Text section:
+---+
Global Fund for Women

Grade Level: 
6, 7, 8, 9, 10, 11, 12
Global Issues
Human Rights
The Global Fund for Women is a California-based grantmaking foundation that provides grants to organizations who are working for the betterment of women. The organization provides funds to organizations that address key women's issues such as economic and environmental justice, civic and political participation, access to education for girls, and a variety of other topics.

Written by Michael Zimmerman with some content from an earlier edition by 



The Global Fund for Women is a grant-making foundation based in San Francisco, California.  It promotes women’s human rights and women’s programs around the world by providing grants to organizations who are working for the betterment of women.

The Global Fund for Women’s mission is to be a global champion for the human rights of women and girls.  They use their powerful networks to find, fund, and amplify the courageous work of women who are building social movements and challenging the status quo.  By shining a spotlight on critical issues, they rally communities of advocates who take action and invest money to empower women (Global Fund for Women).

To achieve this mission and vision, the Global Fund for Women provides funds to organizations that address key women’s issues including violence against women, economic and environmental justice, women’s health, women’s civic and political participation, access to education for girls, and social change (Global Fund for Women).
+---+
Set task A: In the text on the Global Fund for Women, rewrite the paragraph beginning "To achieve this mission and vision" as a bulleted list of the issues it names.
+---+
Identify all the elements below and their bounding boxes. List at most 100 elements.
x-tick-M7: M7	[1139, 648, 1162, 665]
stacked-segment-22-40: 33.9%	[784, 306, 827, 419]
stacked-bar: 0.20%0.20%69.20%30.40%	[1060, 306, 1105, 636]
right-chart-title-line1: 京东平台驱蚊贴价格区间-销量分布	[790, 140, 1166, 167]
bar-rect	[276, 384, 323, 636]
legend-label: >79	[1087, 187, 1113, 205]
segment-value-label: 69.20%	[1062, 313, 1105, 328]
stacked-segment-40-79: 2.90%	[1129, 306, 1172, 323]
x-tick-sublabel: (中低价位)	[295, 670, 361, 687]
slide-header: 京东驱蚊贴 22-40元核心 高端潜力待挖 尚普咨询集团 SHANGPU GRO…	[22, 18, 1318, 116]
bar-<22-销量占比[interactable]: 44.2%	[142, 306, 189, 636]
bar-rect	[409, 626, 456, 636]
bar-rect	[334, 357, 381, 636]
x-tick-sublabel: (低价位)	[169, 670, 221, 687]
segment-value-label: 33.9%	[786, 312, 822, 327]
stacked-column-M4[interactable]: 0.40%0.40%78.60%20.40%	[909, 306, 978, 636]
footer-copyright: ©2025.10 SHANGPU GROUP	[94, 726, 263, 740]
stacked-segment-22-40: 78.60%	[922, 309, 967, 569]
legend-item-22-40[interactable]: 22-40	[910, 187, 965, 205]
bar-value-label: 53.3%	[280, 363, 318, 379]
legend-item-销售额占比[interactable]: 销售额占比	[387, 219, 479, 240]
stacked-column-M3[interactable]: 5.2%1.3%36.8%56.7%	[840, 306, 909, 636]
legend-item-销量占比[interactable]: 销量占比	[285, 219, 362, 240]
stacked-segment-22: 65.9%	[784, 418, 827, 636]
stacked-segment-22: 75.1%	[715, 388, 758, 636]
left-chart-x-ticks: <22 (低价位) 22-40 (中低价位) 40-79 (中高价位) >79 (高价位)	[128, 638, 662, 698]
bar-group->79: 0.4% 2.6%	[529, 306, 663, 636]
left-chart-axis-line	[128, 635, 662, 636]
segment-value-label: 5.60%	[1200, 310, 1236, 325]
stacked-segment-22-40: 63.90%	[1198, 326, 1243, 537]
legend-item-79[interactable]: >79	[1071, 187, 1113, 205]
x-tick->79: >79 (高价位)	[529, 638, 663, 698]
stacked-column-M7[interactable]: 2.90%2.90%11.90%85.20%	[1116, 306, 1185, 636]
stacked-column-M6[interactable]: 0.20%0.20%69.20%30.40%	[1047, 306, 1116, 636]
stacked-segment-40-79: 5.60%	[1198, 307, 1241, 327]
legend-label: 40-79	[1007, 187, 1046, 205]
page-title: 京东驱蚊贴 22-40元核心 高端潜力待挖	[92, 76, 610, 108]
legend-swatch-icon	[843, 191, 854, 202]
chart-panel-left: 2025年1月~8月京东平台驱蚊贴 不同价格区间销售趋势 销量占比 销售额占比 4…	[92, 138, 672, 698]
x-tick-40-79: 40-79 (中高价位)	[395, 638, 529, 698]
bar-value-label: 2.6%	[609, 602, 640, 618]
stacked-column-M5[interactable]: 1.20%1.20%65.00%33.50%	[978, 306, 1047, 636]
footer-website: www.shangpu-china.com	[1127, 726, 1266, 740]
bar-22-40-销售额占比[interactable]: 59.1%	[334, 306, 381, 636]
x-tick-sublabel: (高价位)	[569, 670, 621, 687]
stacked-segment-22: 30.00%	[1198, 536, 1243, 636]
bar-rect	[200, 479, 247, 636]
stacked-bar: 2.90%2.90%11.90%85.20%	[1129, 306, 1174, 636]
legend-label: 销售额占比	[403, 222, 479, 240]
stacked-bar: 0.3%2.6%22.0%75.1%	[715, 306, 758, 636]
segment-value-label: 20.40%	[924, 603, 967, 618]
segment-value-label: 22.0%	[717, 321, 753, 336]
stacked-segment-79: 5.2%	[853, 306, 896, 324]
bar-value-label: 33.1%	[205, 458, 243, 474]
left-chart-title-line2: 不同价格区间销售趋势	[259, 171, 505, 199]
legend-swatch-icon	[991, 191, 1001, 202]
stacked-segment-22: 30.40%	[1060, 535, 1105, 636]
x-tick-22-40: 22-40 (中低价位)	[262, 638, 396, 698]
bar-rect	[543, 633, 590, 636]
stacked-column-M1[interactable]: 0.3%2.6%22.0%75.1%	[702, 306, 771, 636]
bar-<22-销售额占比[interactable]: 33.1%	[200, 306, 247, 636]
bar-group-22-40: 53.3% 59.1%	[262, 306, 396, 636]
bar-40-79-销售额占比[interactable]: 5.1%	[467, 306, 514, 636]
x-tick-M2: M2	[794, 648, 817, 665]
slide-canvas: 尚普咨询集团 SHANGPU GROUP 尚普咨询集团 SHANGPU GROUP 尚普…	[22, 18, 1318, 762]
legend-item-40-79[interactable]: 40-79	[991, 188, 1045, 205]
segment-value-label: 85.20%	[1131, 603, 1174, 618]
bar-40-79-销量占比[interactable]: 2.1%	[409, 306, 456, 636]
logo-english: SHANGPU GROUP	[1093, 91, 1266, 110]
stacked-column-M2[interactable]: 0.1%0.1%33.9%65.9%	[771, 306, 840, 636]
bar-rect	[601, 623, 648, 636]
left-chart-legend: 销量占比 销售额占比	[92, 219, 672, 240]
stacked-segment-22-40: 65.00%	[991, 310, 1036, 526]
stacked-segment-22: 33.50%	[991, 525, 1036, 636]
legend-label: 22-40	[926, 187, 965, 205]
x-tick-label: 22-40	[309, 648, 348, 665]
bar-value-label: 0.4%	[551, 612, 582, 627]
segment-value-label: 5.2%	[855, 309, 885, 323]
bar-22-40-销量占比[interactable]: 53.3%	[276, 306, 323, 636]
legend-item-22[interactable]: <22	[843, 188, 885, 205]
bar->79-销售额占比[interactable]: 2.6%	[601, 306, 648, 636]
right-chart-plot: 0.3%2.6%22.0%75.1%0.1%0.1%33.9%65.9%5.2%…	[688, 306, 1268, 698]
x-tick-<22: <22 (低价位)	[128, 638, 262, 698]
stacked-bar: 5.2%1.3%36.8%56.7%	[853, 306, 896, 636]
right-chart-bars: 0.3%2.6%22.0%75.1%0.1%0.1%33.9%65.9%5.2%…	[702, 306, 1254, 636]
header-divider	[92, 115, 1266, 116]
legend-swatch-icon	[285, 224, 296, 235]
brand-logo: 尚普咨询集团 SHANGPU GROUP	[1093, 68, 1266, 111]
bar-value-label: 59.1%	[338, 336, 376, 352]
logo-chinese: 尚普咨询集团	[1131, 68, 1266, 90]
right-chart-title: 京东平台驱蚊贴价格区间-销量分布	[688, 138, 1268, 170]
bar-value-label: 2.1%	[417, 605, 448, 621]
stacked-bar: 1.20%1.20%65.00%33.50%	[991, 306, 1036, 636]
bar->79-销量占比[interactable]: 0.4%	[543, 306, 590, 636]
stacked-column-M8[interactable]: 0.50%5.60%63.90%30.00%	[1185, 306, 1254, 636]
+---+
Set task B: Convert the stretch of the records from their first line through the line containing "306, 978, 636]" into a numbered list, leaving out any blank lines.

Worked answer A:
To achieve its mission and vision, the Global Fund for Women funds organizations that address these key women's issues:
- Violence against women
- Economic and environmental justice
- Women's health
- Women's civic and political participation
- Access to education for girls
- Social change

Worked answer B:
1. Identify all the elements below and their bounding boxes. List at most 100 elements.
2. x-tick-M7: M7	[1139, 648, 1162, 665]
3. stacked-segment-22-40: 33.9%	[784, 306, 827, 419]
4. stacked-bar: 0.20%0.20%69.20%30.40%	[1060, 306, 1105, 636]
5. right-chart-title-line1: 京东平台驱蚊贴价格区间-销量分布	[790, 140, 1166, 167]
6. bar-rect	[276, 384, 323, 636]
7. legend-label: >79	[1087, 187, 1113, 205]
8. segment-value-label: 69.20%	[1062, 313, 1105, 328]
9. stacked-segment-40-79: 2.90%	[1129, 306, 1172, 323]
10. x-tick-sublabel: (中低价位)	[295, 670, 361, 687]
11. slide-header: 京东驱蚊贴 22-40元核心 高端潜力待挖 尚普咨询集团 SHANGPU GRO…	[22, 18, 1318, 116]
12. bar-<22-销量占比[interactable]: 44.2%	[142, 306, 189, 636]
13. bar-rect	[409, 626, 456, 636]
14. bar-rect	[334, 357, 381, 636]
15. x-tick-sublabel: (低价位)	[169, 670, 221, 687]
16. segment-value-label: 33.9%	[786, 312, 822, 327]
17. stacked-column-M4[interactable]: 0.40%0.40%78.60%20.40%	[909, 306, 978, 636]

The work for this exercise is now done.